_What to produce_
From the listing below, pull each line that includes "íntegramente".

Recorded data
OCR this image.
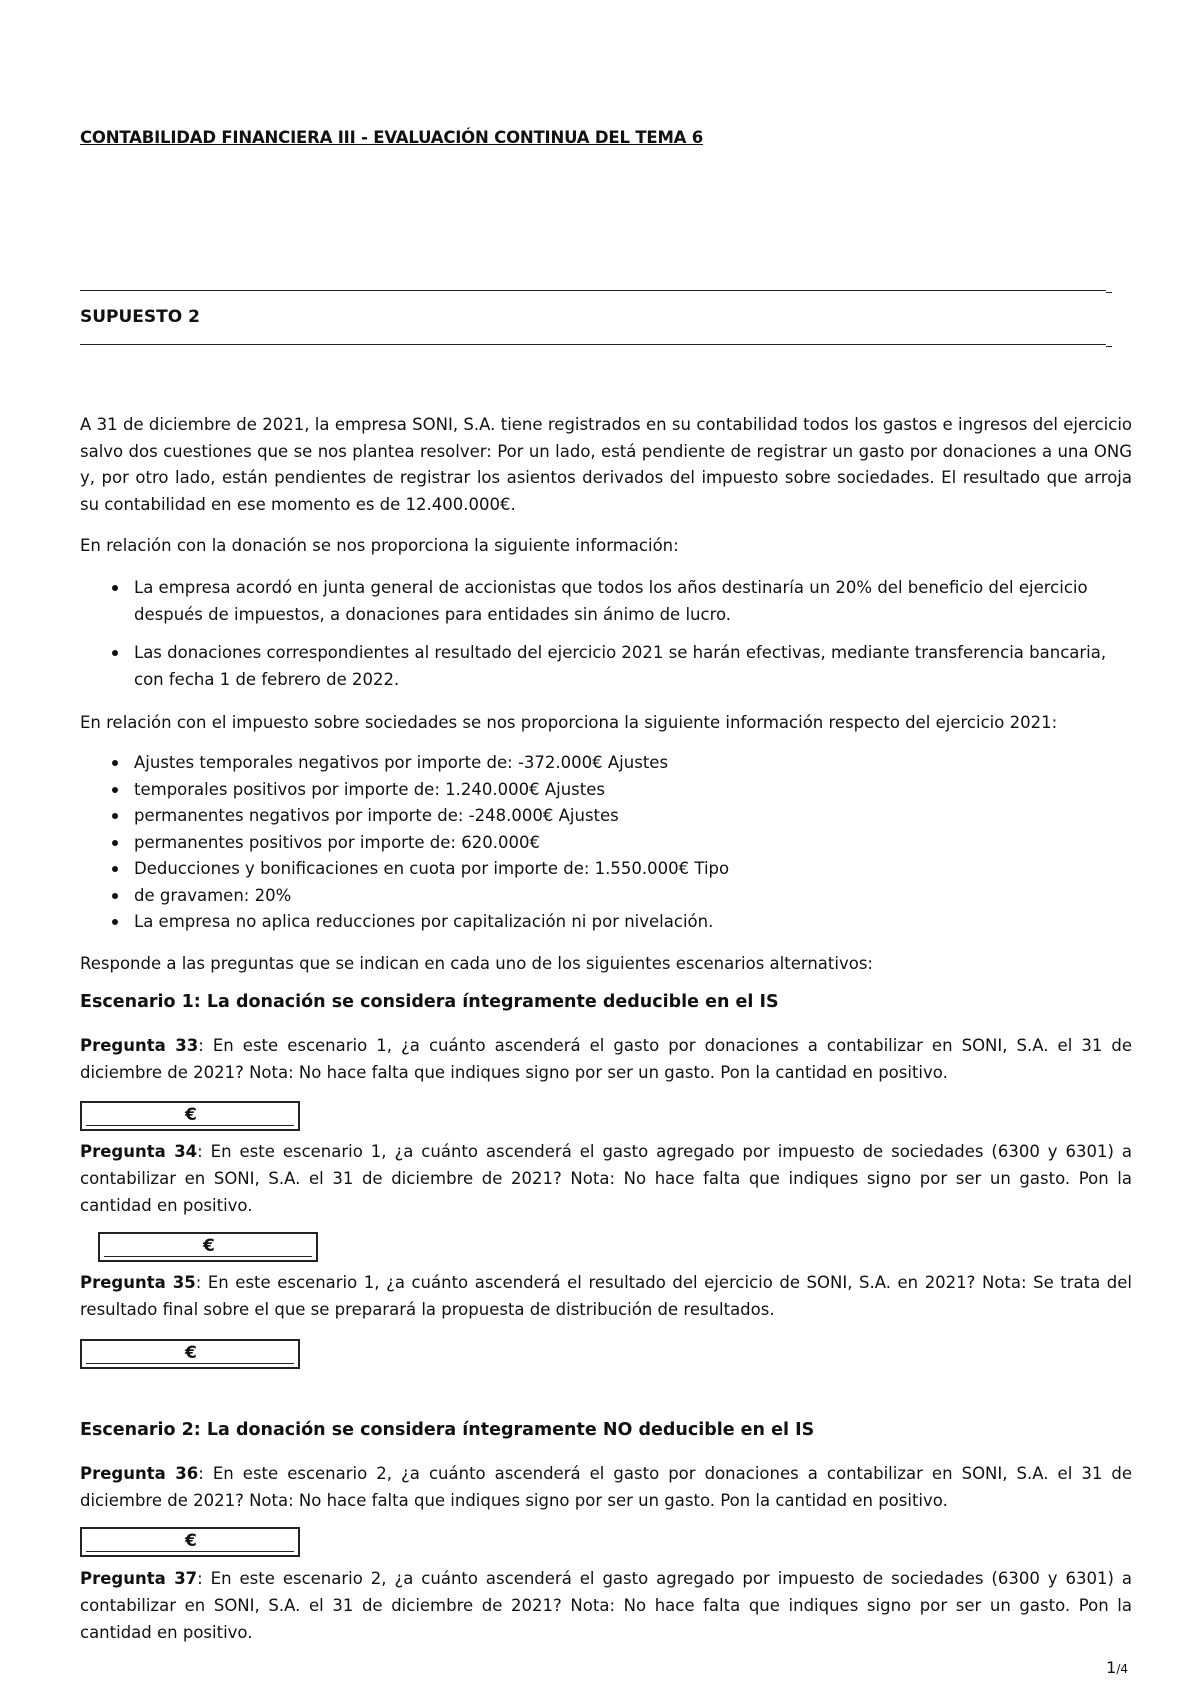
CONTABILIDAD FINANCIERA III - EVALUACIÓN CONTINUA DEL TEMA 6
SUPUESTO 2
A 31 de diciembre de 2021, la empresa SONI, S.A. tiene registrados en su contabilidad todos los gastos e ingresos del ejercicio salvo dos cuestiones que se nos plantea resolver: Por un lado, está pendiente de registrar un gasto por donaciones a una ONG y, por otro lado, están pendientes de registrar los asientos derivados del impuesto sobre sociedades. El resultado que arroja su contabilidad en ese momento es de 12.400.000€.
En relación con la donación se nos proporciona la siguiente información:
La empresa acordó en junta general de accionistas que todos los años destinaría un 20% del beneficio del ejercicio después de impuestos, a donaciones para entidades sin ánimo de lucro.
Las donaciones correspondientes al resultado del ejercicio 2021 se harán efectivas, mediante transferencia bancaria, con fecha 1 de febrero de 2022.
En relación con el impuesto sobre sociedades se nos proporciona la siguiente información respecto del ejercicio 2021:
Ajustes temporales negativos por importe de: -372.000€ Ajustes
temporales positivos por importe de: 1.240.000€ Ajustes
permanentes negativos por importe de: -248.000€ Ajustes
permanentes positivos por importe de: 620.000€
Deducciones y bonificaciones en cuota por importe de: 1.550.000€ Tipo
de gravamen: 20%
La empresa no aplica reducciones por capitalización ni por nivelación.
Responde a las preguntas que se indican en cada uno de los siguientes escenarios alternativos:
Escenario 1: La donación se considera íntegramente deducible en el IS
Pregunta 33: En este escenario 1, ¿a cuánto ascenderá el gasto por donaciones a contabilizar en SONI, S.A. el 31 de diciembre de 2021? Nota: No hace falta que indiques signo por ser un gasto. Pon la cantidad en positivo.
€
Pregunta 34: En este escenario 1, ¿a cuánto ascenderá el gasto agregado por impuesto de sociedades (6300 y 6301) a contabilizar en SONI, S.A. el 31 de diciembre de 2021? Nota: No hace falta que indiques signo por ser un gasto. Pon la cantidad en positivo.
€
Pregunta 35: En este escenario 1, ¿a cuánto ascenderá el resultado del ejercicio de SONI, S.A. en 2021? Nota: Se trata del resultado final sobre el que se preparará la propuesta de distribución de resultados.
€
Escenario 2: La donación se considera íntegramente NO deducible en el IS
Pregunta 36: En este escenario 2, ¿a cuánto ascenderá el gasto por donaciones a contabilizar en SONI, S.A. el 31 de diciembre de 2021? Nota: No hace falta que indiques signo por ser un gasto. Pon la cantidad en positivo.
€
Pregunta 37: En este escenario 2, ¿a cuánto ascenderá el gasto agregado por impuesto de sociedades (6300 y 6301) a contabilizar en SONI, S.A. el 31 de diciembre de 2021? Nota: No hace falta que indiques signo por ser un gasto. Pon la cantidad en positivo.
1/4
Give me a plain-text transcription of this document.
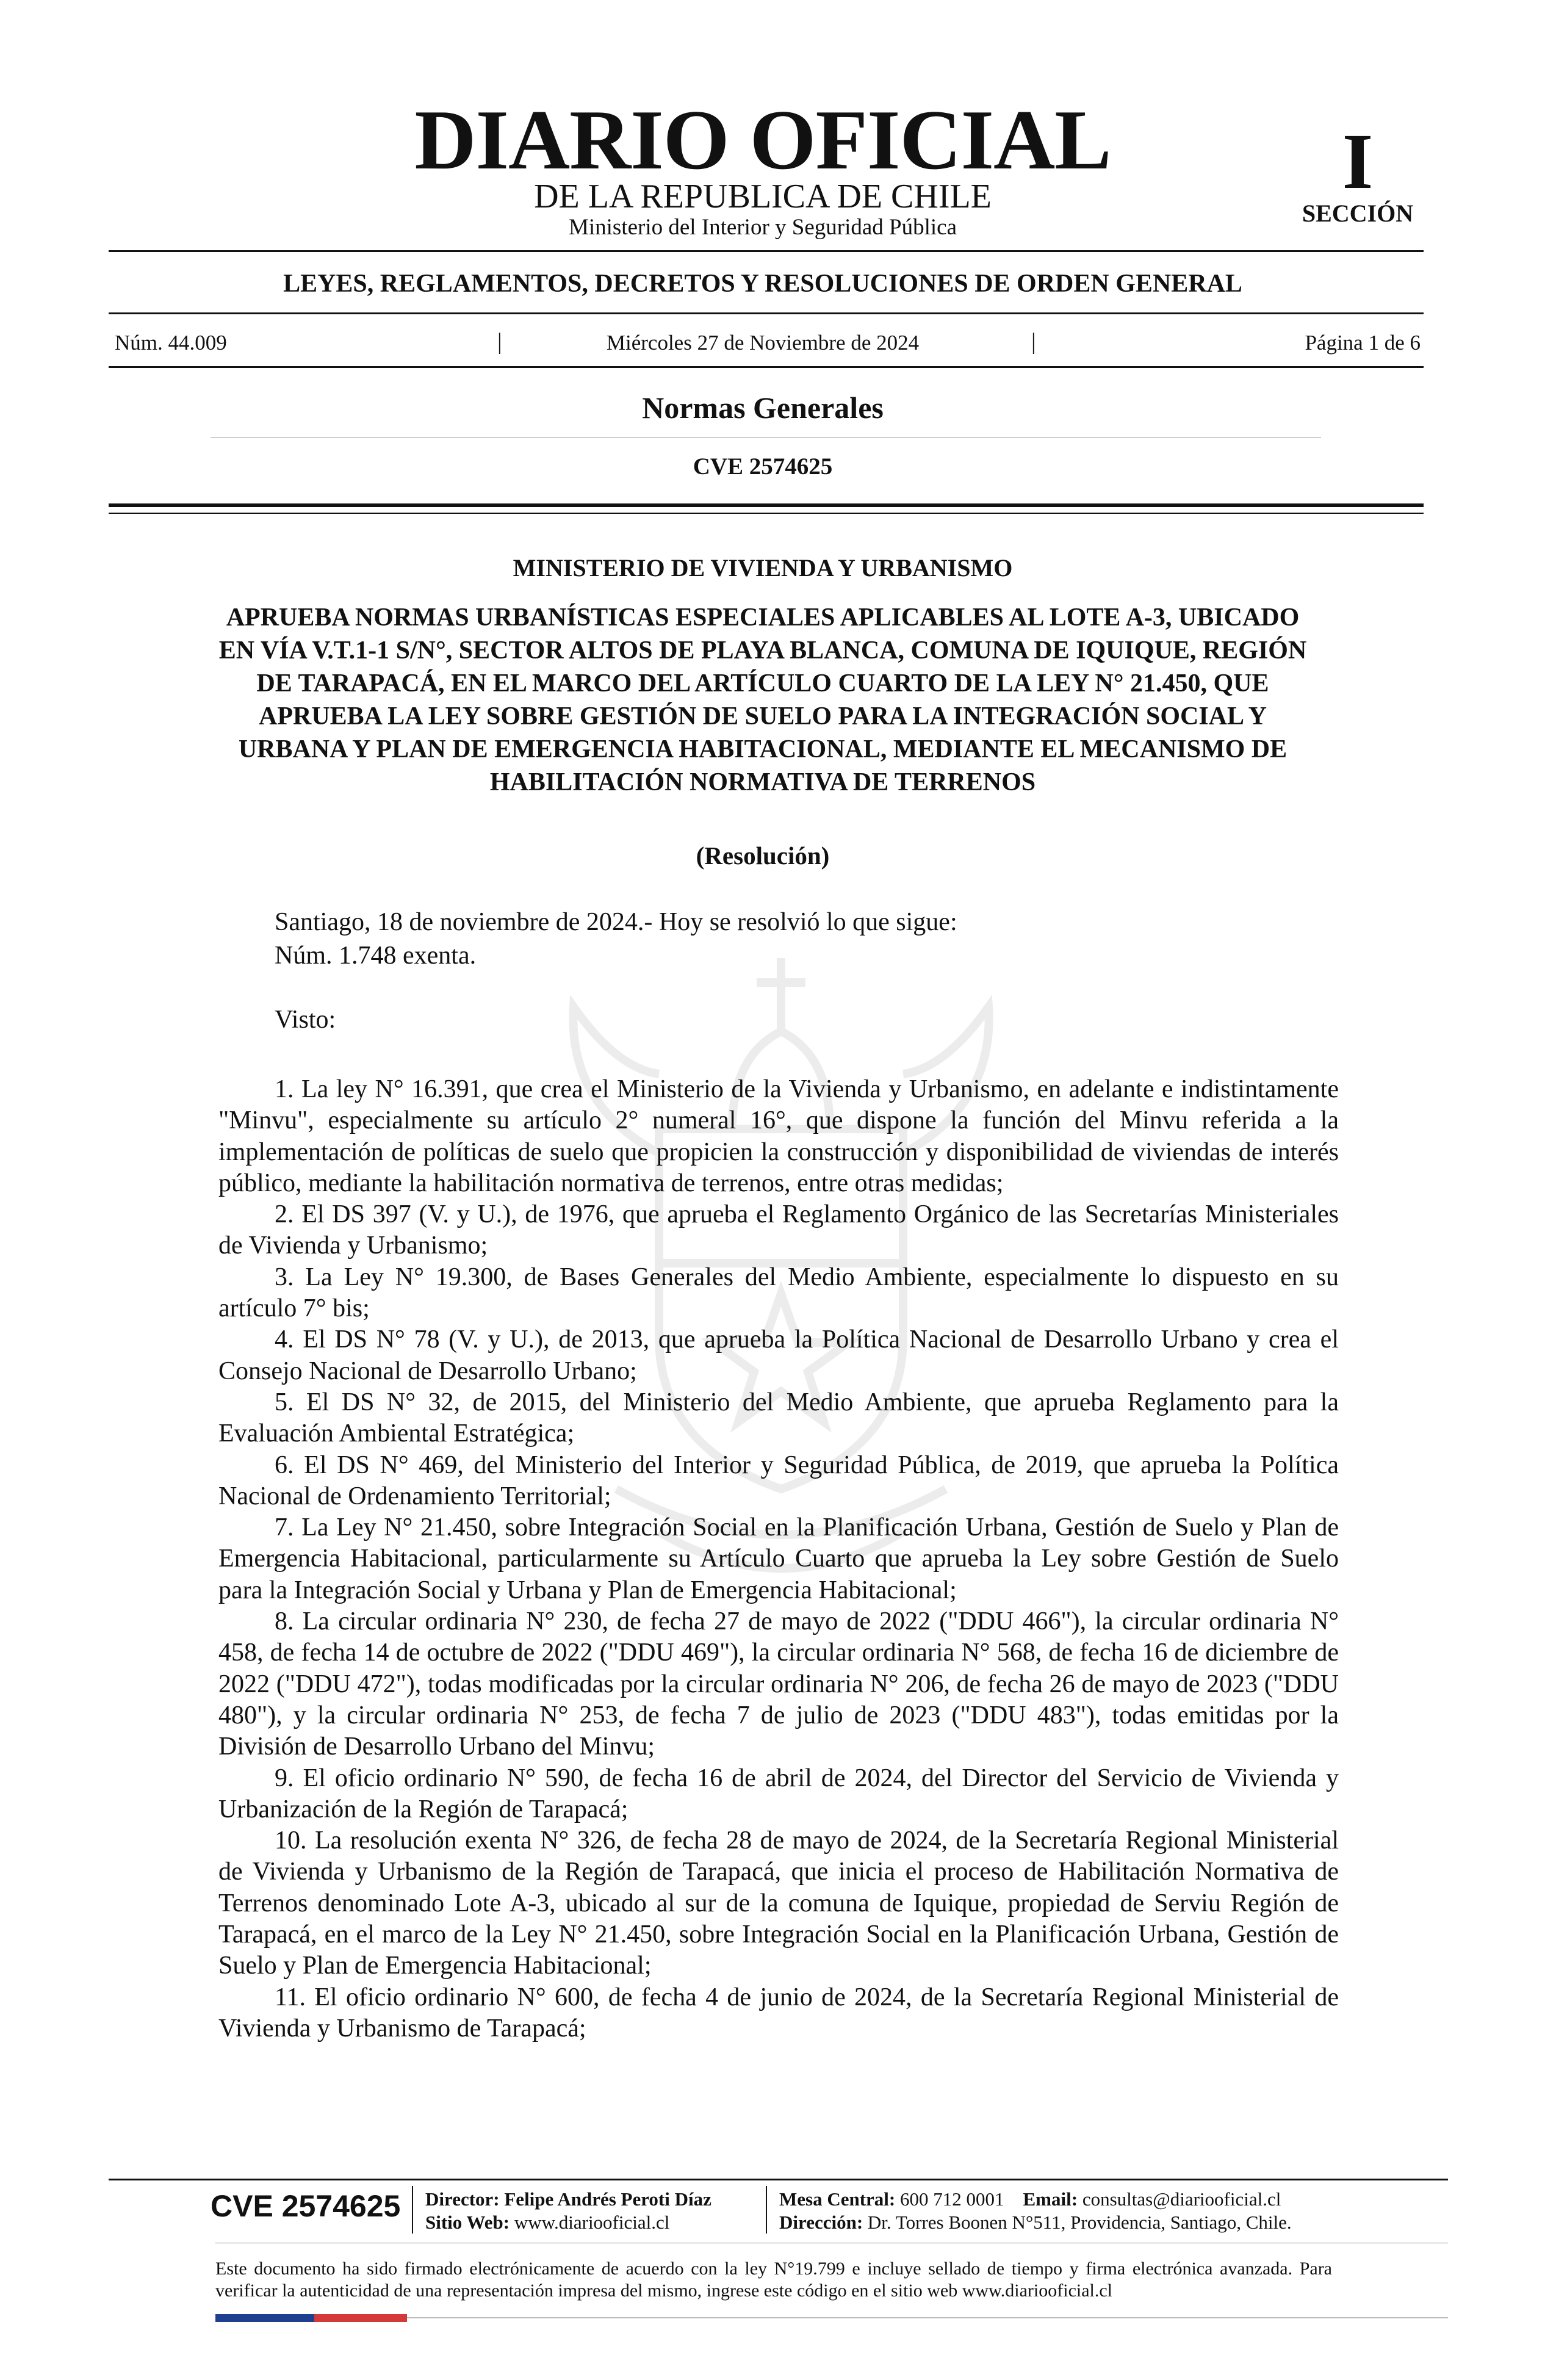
DIARIO OFICIAL
DE LA REPUBLICA DE CHILE
Ministerio del Interior y Seguridad Pública
I
SECCIÓN
LEYES, REGLAMENTOS, DECRETOS Y RESOLUCIONES DE ORDEN GENERAL
Núm. 44.009	|	Miércoles 27 de Noviembre de 2024	|	Página 1 de 6
Normas Generales
CVE 2574625
MINISTERIO DE VIVIENDA Y URBANISMO
APRUEBA NORMAS URBANÍSTICAS ESPECIALES APLICABLES AL LOTE A-3, UBICADO EN VÍA V.T.1-1 S/N°, SECTOR ALTOS DE PLAYA BLANCA, COMUNA DE IQUIQUE, REGIÓN DE TARAPACÁ, EN EL MARCO DEL ARTÍCULO CUARTO DE LA LEY N° 21.450, QUE APRUEBA LA LEY SOBRE GESTIÓN DE SUELO PARA LA INTEGRACIÓN SOCIAL Y URBANA Y PLAN DE EMERGENCIA HABITACIONAL, MEDIANTE EL MECANISMO DE HABILITACIÓN NORMATIVA DE TERRENOS
(Resolución)
Santiago, 18 de noviembre de 2024.- Hoy se resolvió lo que sigue:
Núm. 1.748 exenta.
Visto:

1. La ley N° 16.391, que crea el Ministerio de la Vivienda y Urbanismo, en adelante e indistintamente "Minvu", especialmente su artículo 2° numeral 16°, que dispone la función del Minvu referida a la implementación de políticas de suelo que propicien la construcción y disponibilidad de viviendas de interés público, mediante la habilitación normativa de terrenos, entre otras medidas;

2. El DS 397 (V. y U.), de 1976, que aprueba el Reglamento Orgánico de las Secretarías Ministeriales de Vivienda y Urbanismo;

3. La Ley N° 19.300, de Bases Generales del Medio Ambiente, especialmente lo dispuesto en su artículo 7° bis;

4. El DS N° 78 (V. y U.), de 2013, que aprueba la Política Nacional de Desarrollo Urbano y crea el Consejo Nacional de Desarrollo Urbano;

5. El DS N° 32, de 2015, del Ministerio del Medio Ambiente, que aprueba Reglamento para la Evaluación Ambiental Estratégica;

6. El DS N° 469, del Ministerio del Interior y Seguridad Pública, de 2019, que aprueba la Política Nacional de Ordenamiento Territorial;

7. La Ley N° 21.450, sobre Integración Social en la Planificación Urbana, Gestión de Suelo y Plan de Emergencia Habitacional, particularmente su Artículo Cuarto que aprueba la Ley sobre Gestión de Suelo para la Integración Social y Urbana y Plan de Emergencia Habitacional;

8. La circular ordinaria N° 230, de fecha 27 de mayo de 2022 ("DDU 466"), la circular ordinaria N° 458, de fecha 14 de octubre de 2022 ("DDU 469"), la circular ordinaria N° 568, de fecha 16 de diciembre de 2022 ("DDU 472"), todas modificadas por la circular ordinaria N° 206, de fecha 26 de mayo de 2023 ("DDU 480"), y la circular ordinaria N° 253, de fecha 7 de julio de 2023 ("DDU 483"), todas emitidas por la División de Desarrollo Urbano del Minvu;

9. El oficio ordinario N° 590, de fecha 16 de abril de 2024, del Director del Servicio de Vivienda y Urbanización de la Región de Tarapacá;

10. La resolución exenta N° 326, de fecha 28 de mayo de 2024, de la Secretaría Regional Ministerial de Vivienda y Urbanismo de la Región de Tarapacá, que inicia el proceso de Habilitación Normativa de Terrenos denominado Lote A-3, ubicado al sur de la comuna de Iquique, propiedad de Serviu Región de Tarapacá, en el marco de la Ley N° 21.450, sobre Integración Social en la Planificación Urbana, Gestión de Suelo y Plan de Emergencia Habitacional;

11. El oficio ordinario N° 600, de fecha 4 de junio de 2024, de la Secretaría Regional Ministerial de Vivienda y Urbanismo de Tarapacá;

CVE 2574625 Director: Felipe Andrés Peroti Díaz
Sitio Web: www.diariooficial.cl
Mesa Central: 600 712 0001 Email: consultas@diariooficial.cl
Dirección: Dr. Torres Boonen N°511, Providencia, Santiago, Chile.
Este documento ha sido firmado electrónicamente de acuerdo con la ley N°19.799 e incluye sellado de tiempo y firma electrónica avanzada. Para verificar la autenticidad de una representación impresa del mismo, ingrese este código en el sitio web www.diariooficial.cl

_Answer to this problem_
Escenario 1: La donación se considera íntegramente deducible en el IS
Escenario 2: La donación se considera íntegramente NO deducible en el IS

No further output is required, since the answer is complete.